RECORDS SUPPLIED ▸
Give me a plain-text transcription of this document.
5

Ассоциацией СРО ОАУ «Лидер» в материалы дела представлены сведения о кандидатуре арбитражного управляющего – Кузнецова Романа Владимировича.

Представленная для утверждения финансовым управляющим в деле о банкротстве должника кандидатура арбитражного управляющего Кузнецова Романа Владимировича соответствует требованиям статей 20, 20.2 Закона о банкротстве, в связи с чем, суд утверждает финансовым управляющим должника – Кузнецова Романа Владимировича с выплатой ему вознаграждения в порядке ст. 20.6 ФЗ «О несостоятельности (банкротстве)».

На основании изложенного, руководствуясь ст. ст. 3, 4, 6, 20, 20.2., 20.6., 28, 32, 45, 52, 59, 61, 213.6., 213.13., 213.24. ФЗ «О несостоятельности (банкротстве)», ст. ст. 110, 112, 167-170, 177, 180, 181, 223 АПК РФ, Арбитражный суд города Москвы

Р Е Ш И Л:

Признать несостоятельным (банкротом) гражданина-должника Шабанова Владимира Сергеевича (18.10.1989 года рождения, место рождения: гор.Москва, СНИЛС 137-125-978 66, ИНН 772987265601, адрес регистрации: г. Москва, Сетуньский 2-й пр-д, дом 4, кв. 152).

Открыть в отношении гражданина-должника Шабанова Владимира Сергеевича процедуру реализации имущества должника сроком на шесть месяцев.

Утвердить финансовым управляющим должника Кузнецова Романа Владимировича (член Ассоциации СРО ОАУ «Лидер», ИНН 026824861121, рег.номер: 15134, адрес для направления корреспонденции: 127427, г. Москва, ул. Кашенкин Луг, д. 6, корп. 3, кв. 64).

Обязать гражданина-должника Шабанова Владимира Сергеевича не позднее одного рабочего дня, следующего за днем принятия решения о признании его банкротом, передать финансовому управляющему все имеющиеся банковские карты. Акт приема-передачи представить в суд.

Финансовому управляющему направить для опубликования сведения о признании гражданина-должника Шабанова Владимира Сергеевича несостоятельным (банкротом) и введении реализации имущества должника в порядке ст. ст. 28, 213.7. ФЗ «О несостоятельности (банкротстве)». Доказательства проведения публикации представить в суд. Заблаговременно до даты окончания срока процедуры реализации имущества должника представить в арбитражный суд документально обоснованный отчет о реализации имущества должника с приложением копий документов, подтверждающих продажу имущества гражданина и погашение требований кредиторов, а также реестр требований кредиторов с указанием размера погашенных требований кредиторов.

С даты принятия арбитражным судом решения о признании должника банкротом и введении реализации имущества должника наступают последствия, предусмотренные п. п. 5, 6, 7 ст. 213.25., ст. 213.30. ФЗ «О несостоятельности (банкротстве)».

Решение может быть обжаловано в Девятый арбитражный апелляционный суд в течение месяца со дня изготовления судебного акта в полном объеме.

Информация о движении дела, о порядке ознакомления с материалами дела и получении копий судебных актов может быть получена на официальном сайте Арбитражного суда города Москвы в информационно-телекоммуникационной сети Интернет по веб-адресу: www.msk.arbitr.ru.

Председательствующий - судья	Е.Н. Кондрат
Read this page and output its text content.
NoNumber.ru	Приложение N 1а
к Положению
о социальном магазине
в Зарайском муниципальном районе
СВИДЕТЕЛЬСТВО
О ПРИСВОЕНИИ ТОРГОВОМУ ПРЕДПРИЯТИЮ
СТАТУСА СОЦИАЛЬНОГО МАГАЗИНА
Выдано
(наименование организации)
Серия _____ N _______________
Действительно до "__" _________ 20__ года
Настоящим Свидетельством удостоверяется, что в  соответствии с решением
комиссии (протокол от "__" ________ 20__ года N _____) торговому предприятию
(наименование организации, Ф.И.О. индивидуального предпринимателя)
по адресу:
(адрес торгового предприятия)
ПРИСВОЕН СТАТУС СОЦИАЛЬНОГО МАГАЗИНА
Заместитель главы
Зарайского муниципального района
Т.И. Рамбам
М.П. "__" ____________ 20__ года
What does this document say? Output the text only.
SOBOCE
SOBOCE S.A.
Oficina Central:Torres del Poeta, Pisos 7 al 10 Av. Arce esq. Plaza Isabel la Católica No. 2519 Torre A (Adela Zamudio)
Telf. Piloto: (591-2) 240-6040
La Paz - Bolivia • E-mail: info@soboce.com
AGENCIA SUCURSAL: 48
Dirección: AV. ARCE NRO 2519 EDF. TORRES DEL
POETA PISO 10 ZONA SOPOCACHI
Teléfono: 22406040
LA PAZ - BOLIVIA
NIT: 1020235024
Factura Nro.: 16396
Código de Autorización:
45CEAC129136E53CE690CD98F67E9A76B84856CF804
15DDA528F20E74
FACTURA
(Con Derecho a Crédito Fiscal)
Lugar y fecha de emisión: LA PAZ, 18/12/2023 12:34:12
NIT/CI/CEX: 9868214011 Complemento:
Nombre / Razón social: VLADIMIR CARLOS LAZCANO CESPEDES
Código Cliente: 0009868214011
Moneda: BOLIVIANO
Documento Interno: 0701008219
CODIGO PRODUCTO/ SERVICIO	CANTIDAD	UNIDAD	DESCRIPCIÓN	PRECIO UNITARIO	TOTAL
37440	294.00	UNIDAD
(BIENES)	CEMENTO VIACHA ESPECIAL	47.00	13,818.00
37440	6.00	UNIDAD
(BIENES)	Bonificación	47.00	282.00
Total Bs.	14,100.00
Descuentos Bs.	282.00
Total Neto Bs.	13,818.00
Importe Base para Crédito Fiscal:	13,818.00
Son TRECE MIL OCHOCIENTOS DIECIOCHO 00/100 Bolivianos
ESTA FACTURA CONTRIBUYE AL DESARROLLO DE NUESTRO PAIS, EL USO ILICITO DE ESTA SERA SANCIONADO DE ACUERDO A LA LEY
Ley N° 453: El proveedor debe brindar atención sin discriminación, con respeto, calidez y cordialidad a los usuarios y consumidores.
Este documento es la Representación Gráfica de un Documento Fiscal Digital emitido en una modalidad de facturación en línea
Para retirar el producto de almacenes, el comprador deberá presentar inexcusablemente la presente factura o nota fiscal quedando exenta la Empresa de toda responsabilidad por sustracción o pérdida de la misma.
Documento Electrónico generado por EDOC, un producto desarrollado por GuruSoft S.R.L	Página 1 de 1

PROBLEM DETAILS ▸ Repeat the preceding lines exactly, please, every one of them.

REPLY ▸
Give me a plain-text transcription of this document.
5

Ассоциацией СРО ОАУ «Лидер» в материалы дела представлены сведения о кандидатуре арбитражного управляющего – Кузнецова Романа Владимировича.

Представленная для утверждения финансовым управляющим в деле о банкротстве должника кандидатура арбитражного управляющего Кузнецова Романа Владимировича соответствует требованиям статей 20, 20.2 Закона о банкротстве, в связи с чем, суд утверждает финансовым управляющим должника – Кузнецова Романа Владимировича с выплатой ему вознаграждения в порядке ст. 20.6 ФЗ «О несостоятельности (банкротстве)».

На основании изложенного, руководствуясь ст. ст. 3, 4, 6, 20, 20.2., 20.6., 28, 32, 45, 52, 59, 61, 213.6., 213.13., 213.24. ФЗ «О несостоятельности (банкротстве)», ст. ст. 110, 112, 167-170, 177, 180, 181, 223 АПК РФ, Арбитражный суд города Москвы

Р Е Ш И Л:

Признать несостоятельным (банкротом) гражданина-должника Шабанова Владимира Сергеевича (18.10.1989 года рождения, место рождения: гор.Москва, СНИЛС 137-125-978 66, ИНН 772987265601, адрес регистрации: г. Москва, Сетуньский 2-й пр-д, дом 4, кв. 152).

Открыть в отношении гражданина-должника Шабанова Владимира Сергеевича процедуру реализации имущества должника сроком на шесть месяцев.

Утвердить финансовым управляющим должника Кузнецова Романа Владимировича (член Ассоциации СРО ОАУ «Лидер», ИНН 026824861121, рег.номер: 15134, адрес для направления корреспонденции: 127427, г. Москва, ул. Кашенкин Луг, д. 6, корп. 3, кв. 64).

Обязать гражданина-должника Шабанова Владимира Сергеевича не позднее одного рабочего дня, следующего за днем принятия решения о признании его банкротом, передать финансовому управляющему все имеющиеся банковские карты. Акт приема-передачи представить в суд.

Финансовому управляющему направить для опубликования сведения о признании гражданина-должника Шабанова Владимира Сергеевича несостоятельным (банкротом) и введении реализации имущества должника в порядке ст. ст. 28, 213.7. ФЗ «О несостоятельности (банкротстве)». Доказательства проведения публикации представить в суд. Заблаговременно до даты окончания срока процедуры реализации имущества должника представить в арбитражный суд документально обоснованный отчет о реализации имущества должника с приложением копий документов, подтверждающих продажу имущества гражданина и погашение требований кредиторов, а также реестр требований кредиторов с указанием размера погашенных требований кредиторов.

С даты принятия арбитражным судом решения о признании должника банкротом и введении реализации имущества должника наступают последствия, предусмотренные п. п. 5, 6, 7 ст. 213.25., ст. 213.30. ФЗ «О несостоятельности (банкротстве)».

Решение может быть обжаловано в Девятый арбитражный апелляционный суд в течение месяца со дня изготовления судебного акта в полном объеме.

Информация о движении дела, о порядке ознакомления с материалами дела и получении копий судебных актов может быть получена на официальном сайте Арбитражного суда города Москвы в информационно-телекоммуникационной сети Интернет по веб-адресу: www.msk.arbitr.ru.

Председательствующий - судья	Е.Н. Кондрат
Read this page and output its text content.
NoNumber.ru	Приложение N 1а
к Положению
о социальном магазине
в Зарайском муниципальном районе
СВИДЕТЕЛЬСТВО
О ПРИСВОЕНИИ ТОРГОВОМУ ПРЕДПРИЯТИЮ
СТАТУСА СОЦИАЛЬНОГО МАГАЗИНА
Выдано
(наименование организации)
Серия _____ N _______________
Действительно до "__" _________ 20__ года
Настоящим Свидетельством удостоверяется, что в  соответствии с решением
комиссии (протокол от "__" ________ 20__ года N _____) торговому предприятию
(наименование организации, Ф.И.О. индивидуального предпринимателя)
по адресу:
(адрес торгового предприятия)
ПРИСВОЕН СТАТУС СОЦИАЛЬНОГО МАГАЗИНА
Заместитель главы
Зарайского муниципального района
Т.И. Рамбам
М.П. "__" ____________ 20__ года
What does this document say? Output the text only.
SOBOCE
SOBOCE S.A.
Oficina Central:Torres del Poeta, Pisos 7 al 10 Av. Arce esq. Plaza Isabel la Católica No. 2519 Torre A (Adela Zamudio)
Telf. Piloto: (591-2) 240-6040
La Paz - Bolivia • E-mail: info@soboce.com
AGENCIA SUCURSAL: 48
Dirección: AV. ARCE NRO 2519 EDF. TORRES DEL
POETA PISO 10 ZONA SOPOCACHI
Teléfono: 22406040
LA PAZ - BOLIVIA
NIT: 1020235024
Factura Nro.: 16396
Código de Autorización:
45CEAC129136E53CE690CD98F67E9A76B84856CF804
15DDA528F20E74
FACTURA
(Con Derecho a Crédito Fiscal)
Lugar y fecha de emisión: LA PAZ, 18/12/2023 12:34:12
NIT/CI/CEX: 9868214011 Complemento:
Nombre / Razón social: VLADIMIR CARLOS LAZCANO CESPEDES
Código Cliente: 0009868214011
Moneda: BOLIVIANO
Documento Interno: 0701008219
CODIGO PRODUCTO/ SERVICIO	CANTIDAD	UNIDAD	DESCRIPCIÓN	PRECIO UNITARIO	TOTAL
37440	294.00	UNIDAD
(BIENES)	CEMENTO VIACHA ESPECIAL	47.00	13,818.00
37440	6.00	UNIDAD
(BIENES)	Bonificación	47.00	282.00
Total Bs.	14,100.00
Descuentos Bs.	282.00
Total Neto Bs.	13,818.00
Importe Base para Crédito Fiscal:	13,818.00
Son TRECE MIL OCHOCIENTOS DIECIOCHO 00/100 Bolivianos
ESTA FACTURA CONTRIBUYE AL DESARROLLO DE NUESTRO PAIS, EL USO ILICITO DE ESTA SERA SANCIONADO DE ACUERDO A LA LEY
Ley N° 453: El proveedor debe brindar atención sin discriminación, con respeto, calidez y cordialidad a los usuarios y consumidores.
Este documento es la Representación Gráfica de un Documento Fiscal Digital emitido en una modalidad de facturación en línea
Para retirar el producto de almacenes, el comprador deberá presentar inexcusablemente la presente factura o nota fiscal quedando exenta la Empresa de toda responsabilidad por sustracción o pérdida de la misma.
Documento Electrónico generado por EDOC, un producto desarrollado por GuruSoft S.R.L	Página 1 de 1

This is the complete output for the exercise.